*Requirement*
Below is a listing. Gather each line of it that contains "good".

■ ■ ■ ■ ■

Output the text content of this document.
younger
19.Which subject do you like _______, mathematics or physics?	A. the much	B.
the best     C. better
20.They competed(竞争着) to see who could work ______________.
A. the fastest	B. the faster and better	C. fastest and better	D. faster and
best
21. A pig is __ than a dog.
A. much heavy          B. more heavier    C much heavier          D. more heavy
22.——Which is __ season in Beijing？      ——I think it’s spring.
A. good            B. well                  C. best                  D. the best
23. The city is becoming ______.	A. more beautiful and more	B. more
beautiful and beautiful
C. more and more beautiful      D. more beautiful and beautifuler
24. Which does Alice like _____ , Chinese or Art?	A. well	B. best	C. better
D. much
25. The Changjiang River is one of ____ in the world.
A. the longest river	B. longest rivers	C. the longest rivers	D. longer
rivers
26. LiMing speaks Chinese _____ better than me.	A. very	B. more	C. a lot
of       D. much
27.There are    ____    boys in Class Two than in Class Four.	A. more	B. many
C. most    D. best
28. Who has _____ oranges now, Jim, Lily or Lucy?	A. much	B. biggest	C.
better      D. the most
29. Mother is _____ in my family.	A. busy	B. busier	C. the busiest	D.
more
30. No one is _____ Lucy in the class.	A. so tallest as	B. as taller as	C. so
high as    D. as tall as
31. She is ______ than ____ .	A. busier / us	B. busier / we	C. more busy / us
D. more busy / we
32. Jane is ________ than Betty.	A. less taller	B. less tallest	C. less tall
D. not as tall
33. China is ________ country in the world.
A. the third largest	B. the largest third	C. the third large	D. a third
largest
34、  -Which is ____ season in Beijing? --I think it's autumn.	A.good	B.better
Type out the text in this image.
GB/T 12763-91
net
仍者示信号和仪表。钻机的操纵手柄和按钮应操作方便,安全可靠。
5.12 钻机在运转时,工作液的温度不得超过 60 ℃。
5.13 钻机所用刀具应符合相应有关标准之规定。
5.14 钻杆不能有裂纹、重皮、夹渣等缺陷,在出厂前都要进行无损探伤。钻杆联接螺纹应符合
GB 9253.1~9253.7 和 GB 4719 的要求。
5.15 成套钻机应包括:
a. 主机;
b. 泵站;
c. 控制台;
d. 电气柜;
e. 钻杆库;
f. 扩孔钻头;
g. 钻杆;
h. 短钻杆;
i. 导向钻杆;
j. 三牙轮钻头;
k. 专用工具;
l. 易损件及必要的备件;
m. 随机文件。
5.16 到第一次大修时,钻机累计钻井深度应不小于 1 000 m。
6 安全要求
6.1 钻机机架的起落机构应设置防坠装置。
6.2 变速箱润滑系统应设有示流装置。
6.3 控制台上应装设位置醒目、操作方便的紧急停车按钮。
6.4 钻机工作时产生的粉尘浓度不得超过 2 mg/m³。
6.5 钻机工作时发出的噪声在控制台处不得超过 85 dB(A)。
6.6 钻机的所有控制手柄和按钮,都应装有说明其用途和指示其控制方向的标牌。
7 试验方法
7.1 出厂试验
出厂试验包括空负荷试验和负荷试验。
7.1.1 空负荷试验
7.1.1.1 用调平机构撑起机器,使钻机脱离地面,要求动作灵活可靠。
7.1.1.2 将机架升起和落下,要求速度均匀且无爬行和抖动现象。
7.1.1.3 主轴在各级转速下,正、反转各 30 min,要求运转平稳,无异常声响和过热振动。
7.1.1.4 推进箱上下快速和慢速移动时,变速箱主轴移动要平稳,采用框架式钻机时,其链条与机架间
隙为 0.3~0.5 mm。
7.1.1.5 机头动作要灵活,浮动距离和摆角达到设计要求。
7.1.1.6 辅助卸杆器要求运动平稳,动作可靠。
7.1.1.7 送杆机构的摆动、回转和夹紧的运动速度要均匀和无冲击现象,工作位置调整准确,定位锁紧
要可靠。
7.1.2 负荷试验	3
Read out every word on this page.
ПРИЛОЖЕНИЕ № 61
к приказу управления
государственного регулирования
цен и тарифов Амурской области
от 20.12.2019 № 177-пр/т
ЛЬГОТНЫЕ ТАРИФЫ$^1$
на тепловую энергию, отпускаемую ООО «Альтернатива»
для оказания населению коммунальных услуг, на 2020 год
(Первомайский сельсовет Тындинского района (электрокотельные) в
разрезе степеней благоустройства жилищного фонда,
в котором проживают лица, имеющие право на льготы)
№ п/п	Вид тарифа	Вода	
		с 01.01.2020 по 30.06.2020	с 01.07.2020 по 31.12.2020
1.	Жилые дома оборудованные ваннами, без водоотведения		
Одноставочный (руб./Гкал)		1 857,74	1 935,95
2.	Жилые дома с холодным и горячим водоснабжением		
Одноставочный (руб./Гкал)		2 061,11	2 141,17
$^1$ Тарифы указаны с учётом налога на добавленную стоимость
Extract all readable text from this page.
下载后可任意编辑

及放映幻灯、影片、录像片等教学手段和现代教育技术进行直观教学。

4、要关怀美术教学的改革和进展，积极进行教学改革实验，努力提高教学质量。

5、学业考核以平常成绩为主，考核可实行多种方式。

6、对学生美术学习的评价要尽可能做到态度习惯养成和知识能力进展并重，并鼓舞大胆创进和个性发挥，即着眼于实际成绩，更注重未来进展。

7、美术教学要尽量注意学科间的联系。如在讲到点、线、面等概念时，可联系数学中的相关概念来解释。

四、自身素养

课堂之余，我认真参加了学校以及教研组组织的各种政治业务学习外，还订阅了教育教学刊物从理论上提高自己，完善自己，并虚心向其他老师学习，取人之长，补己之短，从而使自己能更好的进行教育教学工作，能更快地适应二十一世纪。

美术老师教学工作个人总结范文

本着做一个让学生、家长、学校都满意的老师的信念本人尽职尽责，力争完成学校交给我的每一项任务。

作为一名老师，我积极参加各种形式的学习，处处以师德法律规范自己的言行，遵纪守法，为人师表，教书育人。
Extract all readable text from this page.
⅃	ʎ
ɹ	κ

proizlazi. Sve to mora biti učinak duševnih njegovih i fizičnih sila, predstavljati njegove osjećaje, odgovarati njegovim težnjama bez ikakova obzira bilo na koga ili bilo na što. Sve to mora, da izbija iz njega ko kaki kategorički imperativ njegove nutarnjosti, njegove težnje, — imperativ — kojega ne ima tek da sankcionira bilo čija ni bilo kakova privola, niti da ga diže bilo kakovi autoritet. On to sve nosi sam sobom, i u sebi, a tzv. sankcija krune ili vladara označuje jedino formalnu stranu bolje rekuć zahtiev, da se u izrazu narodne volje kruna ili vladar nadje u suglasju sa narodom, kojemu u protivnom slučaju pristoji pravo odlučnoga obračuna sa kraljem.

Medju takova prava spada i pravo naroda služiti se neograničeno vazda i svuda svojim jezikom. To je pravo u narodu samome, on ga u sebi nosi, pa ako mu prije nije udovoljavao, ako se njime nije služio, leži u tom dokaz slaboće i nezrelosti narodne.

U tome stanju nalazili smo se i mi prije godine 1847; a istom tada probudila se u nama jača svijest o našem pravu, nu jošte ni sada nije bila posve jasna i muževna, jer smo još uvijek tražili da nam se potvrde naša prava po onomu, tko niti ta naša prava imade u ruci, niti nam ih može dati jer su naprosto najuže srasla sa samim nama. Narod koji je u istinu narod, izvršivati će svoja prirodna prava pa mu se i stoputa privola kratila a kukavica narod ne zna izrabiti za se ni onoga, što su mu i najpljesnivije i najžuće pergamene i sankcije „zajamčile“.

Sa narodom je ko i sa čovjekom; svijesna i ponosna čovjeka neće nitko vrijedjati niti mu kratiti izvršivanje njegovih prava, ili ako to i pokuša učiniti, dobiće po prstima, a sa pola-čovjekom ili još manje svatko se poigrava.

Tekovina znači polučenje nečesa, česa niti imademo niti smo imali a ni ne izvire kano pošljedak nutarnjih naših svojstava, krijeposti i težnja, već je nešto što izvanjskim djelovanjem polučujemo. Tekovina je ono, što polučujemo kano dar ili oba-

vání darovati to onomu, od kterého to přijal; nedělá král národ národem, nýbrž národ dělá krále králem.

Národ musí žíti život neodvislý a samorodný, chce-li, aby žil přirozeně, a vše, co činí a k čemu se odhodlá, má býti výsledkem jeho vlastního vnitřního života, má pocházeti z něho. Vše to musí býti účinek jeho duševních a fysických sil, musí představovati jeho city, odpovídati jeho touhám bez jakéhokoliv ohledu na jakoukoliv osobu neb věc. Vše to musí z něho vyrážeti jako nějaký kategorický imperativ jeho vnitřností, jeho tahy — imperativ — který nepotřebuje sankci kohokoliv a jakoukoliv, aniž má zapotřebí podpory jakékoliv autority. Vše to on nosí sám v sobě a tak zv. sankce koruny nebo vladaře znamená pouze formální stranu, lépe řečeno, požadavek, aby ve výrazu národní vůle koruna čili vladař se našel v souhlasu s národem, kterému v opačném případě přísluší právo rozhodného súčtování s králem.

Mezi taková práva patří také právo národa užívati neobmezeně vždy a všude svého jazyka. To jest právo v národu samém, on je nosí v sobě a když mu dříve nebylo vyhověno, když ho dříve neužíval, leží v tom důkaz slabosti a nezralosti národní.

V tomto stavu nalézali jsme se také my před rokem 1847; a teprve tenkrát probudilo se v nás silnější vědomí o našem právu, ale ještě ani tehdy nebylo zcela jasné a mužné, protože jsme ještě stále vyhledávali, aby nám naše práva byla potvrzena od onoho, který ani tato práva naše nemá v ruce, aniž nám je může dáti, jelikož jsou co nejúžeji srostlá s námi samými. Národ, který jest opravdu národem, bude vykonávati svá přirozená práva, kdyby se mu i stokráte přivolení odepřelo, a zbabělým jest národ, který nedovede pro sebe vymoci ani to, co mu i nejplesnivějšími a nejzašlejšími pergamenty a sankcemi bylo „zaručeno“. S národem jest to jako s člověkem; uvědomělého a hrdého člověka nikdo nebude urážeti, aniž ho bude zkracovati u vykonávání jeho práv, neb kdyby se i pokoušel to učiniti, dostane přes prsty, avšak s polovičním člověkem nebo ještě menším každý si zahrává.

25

■ ■ ■ ■ ■

*Expected answer*
A. good            B. well                  C. best                  D. the best
34、  -Which is ____ season in Beijing? --I think it's autumn.	A.good	B.better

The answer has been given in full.